--- Passage ---

8. REPRESENTATIONS AND WARRANTIES OF JFL. JFL represents and warrants
that it is not a party to or bound by any agreement or contract or subject to
any restrictions, particularly, but without limitation, in connection with any
previous or other consulting relationship, which prevents JFL from entering into
and performing its obligations under this Agreement.
9. MISCELLANEOUS.
(a) No amendment or waiver of any provision of this Agreement, or
consent to any departure by either party hereto from any such provision, shall
be effective unless the same shall be in writing and signed by each of the
parties hereto. Any amendment, waiver or consent shall be effective only in the
specific instance and for the specific purpose for which given.
(b) Any and all notices hereunder shall, in the absence of receipted
hand delivery, be deemed duly given when mailed, if the same shall be sent by
registered or certified mail, return receipt requested, and the mailing date
shall be deemed the date from which all time periods pertaining to a date of
notice shall run. Notices shall be addressed to the parties at the following
addresses:
If to JFL: X.X. Xxxxxx & Company, Inc.

---

- _Required actions_
**1)** Answer these questions using the consulting agreement excerpt:
(a) What two conditions must an amendment or waiver meet to be effective?
(b) By what kind of mail must a notice be sent to be deemed duly given when mailed?
(c) From what date do time periods pertaining to a date of notice run?
**2)** Extend the consulting agreement excerpt past its final line, writing it in the same contractual style.
The data that follows is not needed for any of this work.

--- Data extract ---

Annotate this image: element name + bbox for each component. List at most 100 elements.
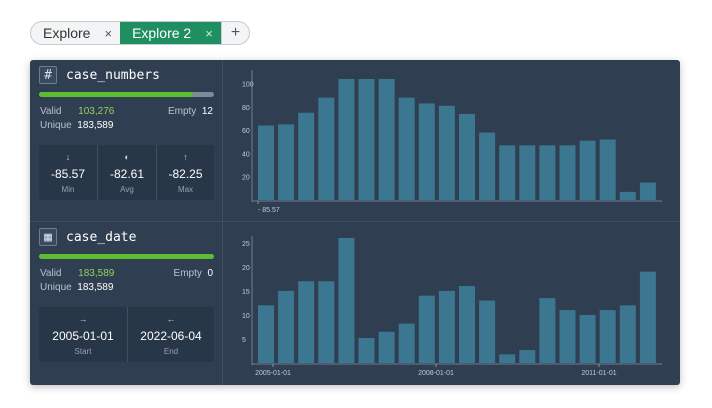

---

- _Set of answers_
**1)**
(a) It must be in writing and signed by each of the parties.
(b) Registered or certified mail, return receipt requested.
(c) The mailing date.

**2)**
000 Xxxx Xxxxxx
Xxx Xxxx, Xxx Xxxx 00000
Attention: Xx. Xxxxxx Xxxxxxxx
If to Holdings or Elgar Electronics Corporation
Elgar: 0000 Xxxxx Xxxx Xxxx
Xxx Xxxxx, XX 00000
Attention: Xx. Xxxxxxx X. Xxxxxxxxxx
(c) This Agreement, along with the Management Agreement, shall
constitute the entire agreement between the parties with respect to the subject
matter hereof, and shall supersede all previous oral and written (and all
contemporaneous oral) negotiations, commitments, agreements and understandings
relating hereto.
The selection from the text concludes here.